• _Given task_: Copy out the lines that include the word "TradingView".

[start of Data to use]

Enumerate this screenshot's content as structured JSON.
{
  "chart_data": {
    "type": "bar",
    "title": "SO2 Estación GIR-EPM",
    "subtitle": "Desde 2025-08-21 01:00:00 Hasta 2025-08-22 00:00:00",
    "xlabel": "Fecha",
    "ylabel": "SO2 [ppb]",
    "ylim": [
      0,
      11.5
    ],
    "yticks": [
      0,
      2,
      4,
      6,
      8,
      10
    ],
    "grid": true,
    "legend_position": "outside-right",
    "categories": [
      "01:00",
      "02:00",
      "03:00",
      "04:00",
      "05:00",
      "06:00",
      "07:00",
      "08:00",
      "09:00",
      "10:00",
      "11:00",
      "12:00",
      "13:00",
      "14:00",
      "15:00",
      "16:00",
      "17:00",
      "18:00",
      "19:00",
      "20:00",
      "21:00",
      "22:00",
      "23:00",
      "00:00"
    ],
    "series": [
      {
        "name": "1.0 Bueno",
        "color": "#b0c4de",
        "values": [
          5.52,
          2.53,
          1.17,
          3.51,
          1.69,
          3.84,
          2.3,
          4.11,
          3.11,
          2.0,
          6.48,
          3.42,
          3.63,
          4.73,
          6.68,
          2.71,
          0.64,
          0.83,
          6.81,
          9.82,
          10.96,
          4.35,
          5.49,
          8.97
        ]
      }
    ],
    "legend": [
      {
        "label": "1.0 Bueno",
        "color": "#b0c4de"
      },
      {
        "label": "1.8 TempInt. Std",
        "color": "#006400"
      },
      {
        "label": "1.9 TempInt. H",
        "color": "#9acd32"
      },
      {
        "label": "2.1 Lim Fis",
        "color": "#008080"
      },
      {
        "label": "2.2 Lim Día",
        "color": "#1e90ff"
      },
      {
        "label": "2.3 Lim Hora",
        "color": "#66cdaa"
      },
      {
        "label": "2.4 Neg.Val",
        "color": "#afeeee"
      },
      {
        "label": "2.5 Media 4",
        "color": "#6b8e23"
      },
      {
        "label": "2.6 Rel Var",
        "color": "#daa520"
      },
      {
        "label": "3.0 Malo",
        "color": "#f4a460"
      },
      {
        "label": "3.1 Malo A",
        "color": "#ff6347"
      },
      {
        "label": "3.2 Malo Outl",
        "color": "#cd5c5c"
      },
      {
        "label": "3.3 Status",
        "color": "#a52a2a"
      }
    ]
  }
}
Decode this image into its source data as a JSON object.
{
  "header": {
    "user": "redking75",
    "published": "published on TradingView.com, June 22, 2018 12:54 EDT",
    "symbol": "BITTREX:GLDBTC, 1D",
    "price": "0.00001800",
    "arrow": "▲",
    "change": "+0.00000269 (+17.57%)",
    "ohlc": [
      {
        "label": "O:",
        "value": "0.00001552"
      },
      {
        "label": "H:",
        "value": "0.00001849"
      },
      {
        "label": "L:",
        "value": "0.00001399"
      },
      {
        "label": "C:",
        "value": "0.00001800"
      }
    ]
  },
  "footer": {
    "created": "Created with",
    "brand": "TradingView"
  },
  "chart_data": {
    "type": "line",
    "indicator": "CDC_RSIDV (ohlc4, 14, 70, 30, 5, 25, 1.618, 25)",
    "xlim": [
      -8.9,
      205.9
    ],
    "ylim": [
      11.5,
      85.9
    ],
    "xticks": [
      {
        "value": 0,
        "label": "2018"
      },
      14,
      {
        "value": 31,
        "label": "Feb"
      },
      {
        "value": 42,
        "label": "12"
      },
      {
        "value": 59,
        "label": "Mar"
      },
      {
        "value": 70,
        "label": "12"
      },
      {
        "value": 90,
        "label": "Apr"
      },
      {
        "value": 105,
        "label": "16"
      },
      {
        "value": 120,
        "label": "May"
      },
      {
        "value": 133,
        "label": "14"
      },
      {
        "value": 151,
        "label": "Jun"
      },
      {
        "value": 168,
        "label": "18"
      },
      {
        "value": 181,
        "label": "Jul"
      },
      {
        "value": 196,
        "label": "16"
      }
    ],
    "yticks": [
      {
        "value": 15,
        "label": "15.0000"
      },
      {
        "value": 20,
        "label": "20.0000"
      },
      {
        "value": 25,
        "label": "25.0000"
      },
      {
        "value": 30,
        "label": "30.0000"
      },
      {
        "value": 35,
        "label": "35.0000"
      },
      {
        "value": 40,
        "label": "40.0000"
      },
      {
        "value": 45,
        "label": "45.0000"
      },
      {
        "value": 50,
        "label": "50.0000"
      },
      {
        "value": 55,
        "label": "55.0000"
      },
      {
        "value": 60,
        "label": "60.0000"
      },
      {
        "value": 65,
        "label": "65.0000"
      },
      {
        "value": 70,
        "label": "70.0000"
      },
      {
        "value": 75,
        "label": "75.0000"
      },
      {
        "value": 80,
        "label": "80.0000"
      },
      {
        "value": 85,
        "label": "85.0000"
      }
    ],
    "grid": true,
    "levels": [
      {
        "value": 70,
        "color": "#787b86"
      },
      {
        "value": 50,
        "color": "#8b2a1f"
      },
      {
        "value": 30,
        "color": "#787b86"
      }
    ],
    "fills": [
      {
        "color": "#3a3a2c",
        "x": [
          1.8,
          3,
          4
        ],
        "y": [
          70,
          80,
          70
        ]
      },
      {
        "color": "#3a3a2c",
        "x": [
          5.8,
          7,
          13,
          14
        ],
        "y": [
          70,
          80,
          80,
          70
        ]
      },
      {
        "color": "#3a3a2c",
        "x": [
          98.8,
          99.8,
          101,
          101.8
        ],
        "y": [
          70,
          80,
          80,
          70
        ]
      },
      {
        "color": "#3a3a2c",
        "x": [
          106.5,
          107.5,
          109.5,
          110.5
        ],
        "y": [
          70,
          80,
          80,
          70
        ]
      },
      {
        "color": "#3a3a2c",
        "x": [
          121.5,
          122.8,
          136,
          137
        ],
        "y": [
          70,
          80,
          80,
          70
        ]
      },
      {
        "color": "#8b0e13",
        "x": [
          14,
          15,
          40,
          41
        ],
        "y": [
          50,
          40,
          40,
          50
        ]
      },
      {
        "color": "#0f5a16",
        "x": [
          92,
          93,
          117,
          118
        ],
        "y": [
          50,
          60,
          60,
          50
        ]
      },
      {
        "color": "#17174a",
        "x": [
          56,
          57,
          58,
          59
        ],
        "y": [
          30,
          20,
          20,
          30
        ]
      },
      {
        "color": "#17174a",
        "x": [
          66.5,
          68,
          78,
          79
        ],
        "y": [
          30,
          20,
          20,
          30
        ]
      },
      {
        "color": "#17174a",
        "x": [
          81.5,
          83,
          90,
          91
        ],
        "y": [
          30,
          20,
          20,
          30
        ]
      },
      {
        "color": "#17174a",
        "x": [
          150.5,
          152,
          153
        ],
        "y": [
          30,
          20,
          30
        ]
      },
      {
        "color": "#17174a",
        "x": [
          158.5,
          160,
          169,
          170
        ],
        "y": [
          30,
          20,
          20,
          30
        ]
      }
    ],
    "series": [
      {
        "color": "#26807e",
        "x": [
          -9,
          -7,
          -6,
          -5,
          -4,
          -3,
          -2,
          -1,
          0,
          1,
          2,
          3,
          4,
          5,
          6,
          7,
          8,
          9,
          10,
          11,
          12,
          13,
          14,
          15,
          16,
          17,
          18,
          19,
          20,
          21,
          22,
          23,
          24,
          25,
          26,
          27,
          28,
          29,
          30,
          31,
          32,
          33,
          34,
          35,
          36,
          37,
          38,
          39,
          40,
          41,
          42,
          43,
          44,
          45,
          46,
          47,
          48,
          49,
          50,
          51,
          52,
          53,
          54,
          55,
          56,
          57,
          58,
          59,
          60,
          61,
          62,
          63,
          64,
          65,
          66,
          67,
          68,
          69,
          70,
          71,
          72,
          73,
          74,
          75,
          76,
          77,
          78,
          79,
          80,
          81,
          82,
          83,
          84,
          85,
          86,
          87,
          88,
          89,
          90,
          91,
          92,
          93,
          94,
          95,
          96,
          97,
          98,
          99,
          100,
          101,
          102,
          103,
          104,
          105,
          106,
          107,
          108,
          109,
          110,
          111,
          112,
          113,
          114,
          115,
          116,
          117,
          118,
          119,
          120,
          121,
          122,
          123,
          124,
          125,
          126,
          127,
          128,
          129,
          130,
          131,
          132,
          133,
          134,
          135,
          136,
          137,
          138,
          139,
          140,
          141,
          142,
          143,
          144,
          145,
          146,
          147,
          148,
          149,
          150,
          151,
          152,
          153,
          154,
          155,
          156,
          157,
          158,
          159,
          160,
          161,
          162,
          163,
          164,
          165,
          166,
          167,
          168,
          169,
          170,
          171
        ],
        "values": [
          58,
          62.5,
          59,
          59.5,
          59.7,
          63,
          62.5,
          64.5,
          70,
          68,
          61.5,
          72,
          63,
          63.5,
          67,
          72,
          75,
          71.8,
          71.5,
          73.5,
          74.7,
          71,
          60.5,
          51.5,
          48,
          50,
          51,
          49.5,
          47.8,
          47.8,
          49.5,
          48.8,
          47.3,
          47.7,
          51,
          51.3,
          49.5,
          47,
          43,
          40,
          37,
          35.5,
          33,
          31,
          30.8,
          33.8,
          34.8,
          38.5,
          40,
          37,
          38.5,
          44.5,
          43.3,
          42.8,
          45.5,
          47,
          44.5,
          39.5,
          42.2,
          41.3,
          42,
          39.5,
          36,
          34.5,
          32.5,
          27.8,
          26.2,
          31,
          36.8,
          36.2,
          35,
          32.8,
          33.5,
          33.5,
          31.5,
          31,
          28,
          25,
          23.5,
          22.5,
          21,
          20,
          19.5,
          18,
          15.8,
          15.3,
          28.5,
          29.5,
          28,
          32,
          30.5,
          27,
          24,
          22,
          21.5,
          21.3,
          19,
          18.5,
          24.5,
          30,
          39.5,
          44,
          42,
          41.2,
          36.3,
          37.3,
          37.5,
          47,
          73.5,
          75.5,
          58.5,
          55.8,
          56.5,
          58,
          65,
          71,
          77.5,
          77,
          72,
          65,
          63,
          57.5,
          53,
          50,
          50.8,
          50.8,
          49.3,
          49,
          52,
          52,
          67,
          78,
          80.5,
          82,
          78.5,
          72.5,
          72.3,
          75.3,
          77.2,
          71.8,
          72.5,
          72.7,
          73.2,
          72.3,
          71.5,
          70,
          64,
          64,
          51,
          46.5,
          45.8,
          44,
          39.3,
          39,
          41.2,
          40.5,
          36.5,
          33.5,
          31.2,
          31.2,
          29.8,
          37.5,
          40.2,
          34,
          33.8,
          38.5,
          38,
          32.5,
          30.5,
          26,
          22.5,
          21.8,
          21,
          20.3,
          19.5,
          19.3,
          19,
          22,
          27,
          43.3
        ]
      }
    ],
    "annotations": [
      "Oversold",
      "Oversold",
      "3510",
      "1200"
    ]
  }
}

[end of Data to use]

• _Answer to this exercise_:
    "published": "published on TradingView.com, June 22, 2018 12:54 EDT",
    "brand": "TradingView"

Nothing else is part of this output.